■ **Exercise instructions**
How many lines in these records hold the string "Private"? State only that number.

■ **Records for the task**
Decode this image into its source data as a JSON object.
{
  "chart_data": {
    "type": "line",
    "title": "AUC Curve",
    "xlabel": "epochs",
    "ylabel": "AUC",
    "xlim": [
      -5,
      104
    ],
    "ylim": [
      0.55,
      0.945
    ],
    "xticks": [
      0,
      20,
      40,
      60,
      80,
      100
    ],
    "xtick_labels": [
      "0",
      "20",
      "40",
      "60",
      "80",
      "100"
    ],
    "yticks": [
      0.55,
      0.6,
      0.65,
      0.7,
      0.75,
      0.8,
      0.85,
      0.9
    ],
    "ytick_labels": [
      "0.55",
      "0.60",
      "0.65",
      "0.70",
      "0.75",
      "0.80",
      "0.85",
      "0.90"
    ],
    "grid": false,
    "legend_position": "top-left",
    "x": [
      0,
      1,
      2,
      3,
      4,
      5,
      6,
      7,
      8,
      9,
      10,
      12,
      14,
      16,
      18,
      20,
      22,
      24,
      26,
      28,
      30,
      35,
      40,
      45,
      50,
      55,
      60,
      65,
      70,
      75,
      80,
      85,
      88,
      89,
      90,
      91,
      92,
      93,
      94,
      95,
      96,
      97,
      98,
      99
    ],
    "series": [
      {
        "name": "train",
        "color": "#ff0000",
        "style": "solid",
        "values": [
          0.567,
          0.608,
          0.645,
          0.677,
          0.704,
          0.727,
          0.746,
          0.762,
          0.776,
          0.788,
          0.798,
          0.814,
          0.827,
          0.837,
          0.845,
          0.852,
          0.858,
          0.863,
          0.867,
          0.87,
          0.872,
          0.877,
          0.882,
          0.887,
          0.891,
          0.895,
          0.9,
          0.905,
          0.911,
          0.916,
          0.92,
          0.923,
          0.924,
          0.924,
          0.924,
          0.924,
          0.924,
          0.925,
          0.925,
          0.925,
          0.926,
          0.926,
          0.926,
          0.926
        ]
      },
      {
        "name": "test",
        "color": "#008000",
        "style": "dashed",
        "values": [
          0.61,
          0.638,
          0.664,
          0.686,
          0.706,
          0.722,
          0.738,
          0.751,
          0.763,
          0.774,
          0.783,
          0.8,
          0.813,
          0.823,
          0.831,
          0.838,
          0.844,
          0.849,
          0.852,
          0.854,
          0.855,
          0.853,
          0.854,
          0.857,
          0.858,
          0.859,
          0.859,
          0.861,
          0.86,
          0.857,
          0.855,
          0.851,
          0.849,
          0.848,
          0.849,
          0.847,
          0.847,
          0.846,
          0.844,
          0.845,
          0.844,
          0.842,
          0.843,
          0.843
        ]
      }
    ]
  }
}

...

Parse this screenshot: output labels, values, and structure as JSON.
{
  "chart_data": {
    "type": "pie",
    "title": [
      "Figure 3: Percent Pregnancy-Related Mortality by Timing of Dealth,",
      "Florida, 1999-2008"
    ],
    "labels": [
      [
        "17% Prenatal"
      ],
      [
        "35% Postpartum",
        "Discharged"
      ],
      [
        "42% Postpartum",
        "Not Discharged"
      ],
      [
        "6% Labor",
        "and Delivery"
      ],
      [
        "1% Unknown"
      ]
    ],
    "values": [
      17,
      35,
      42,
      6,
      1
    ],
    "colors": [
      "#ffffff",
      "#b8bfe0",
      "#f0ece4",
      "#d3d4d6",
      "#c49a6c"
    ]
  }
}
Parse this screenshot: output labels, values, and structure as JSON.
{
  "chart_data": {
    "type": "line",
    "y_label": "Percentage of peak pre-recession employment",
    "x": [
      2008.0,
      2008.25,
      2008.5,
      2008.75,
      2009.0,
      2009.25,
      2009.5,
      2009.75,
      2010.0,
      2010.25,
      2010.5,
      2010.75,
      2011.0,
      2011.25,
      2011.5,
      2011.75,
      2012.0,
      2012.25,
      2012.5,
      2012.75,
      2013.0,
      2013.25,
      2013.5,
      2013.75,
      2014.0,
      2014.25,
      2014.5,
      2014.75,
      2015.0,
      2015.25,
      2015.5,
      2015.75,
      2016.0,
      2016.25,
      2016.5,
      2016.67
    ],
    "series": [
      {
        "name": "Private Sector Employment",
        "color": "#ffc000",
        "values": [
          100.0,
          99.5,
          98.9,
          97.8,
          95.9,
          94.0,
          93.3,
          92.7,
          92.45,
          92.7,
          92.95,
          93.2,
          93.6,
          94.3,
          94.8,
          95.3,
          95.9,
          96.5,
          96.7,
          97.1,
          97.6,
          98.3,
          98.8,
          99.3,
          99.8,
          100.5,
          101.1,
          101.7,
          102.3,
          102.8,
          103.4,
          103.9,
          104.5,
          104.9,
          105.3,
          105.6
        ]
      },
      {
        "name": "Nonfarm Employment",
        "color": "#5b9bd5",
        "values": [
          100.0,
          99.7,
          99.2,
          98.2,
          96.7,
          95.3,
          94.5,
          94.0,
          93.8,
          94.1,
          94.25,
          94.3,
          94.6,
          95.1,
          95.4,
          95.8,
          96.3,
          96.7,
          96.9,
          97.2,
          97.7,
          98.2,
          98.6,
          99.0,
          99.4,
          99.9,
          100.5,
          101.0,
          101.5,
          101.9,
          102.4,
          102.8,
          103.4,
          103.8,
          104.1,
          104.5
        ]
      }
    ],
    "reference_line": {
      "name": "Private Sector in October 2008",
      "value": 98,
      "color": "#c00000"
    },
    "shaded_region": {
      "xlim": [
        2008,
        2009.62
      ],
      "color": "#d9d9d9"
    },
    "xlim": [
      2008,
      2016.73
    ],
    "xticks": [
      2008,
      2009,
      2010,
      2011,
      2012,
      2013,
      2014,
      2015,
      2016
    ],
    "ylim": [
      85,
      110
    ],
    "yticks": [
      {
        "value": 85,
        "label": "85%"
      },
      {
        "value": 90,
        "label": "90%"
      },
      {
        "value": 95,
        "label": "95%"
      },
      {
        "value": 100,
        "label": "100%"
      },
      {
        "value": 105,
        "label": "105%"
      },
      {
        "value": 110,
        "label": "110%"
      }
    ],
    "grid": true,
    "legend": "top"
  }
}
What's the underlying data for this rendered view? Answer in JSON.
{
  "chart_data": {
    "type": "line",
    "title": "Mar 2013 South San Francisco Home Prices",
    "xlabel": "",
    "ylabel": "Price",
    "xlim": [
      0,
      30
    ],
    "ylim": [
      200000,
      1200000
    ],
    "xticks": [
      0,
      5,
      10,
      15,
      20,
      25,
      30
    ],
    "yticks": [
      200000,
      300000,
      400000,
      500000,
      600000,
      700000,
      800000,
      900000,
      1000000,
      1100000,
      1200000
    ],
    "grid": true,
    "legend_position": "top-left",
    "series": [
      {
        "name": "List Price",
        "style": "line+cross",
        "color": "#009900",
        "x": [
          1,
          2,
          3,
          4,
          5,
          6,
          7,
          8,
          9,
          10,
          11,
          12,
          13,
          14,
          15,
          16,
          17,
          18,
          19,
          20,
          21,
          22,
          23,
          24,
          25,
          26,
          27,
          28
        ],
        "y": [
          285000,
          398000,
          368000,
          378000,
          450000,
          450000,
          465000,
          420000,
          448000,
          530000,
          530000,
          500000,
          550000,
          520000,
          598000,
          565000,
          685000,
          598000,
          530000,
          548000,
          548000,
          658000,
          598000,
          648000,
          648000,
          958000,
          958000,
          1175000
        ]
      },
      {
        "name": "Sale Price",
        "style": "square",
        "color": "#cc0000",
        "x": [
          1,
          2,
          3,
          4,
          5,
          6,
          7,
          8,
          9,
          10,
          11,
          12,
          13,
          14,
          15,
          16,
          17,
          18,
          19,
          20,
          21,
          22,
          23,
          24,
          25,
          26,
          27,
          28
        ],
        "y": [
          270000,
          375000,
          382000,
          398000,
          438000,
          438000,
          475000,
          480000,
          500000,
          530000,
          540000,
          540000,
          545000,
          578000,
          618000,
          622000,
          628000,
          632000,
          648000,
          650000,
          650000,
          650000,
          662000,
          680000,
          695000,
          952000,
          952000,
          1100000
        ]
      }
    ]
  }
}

■ **Full response**
2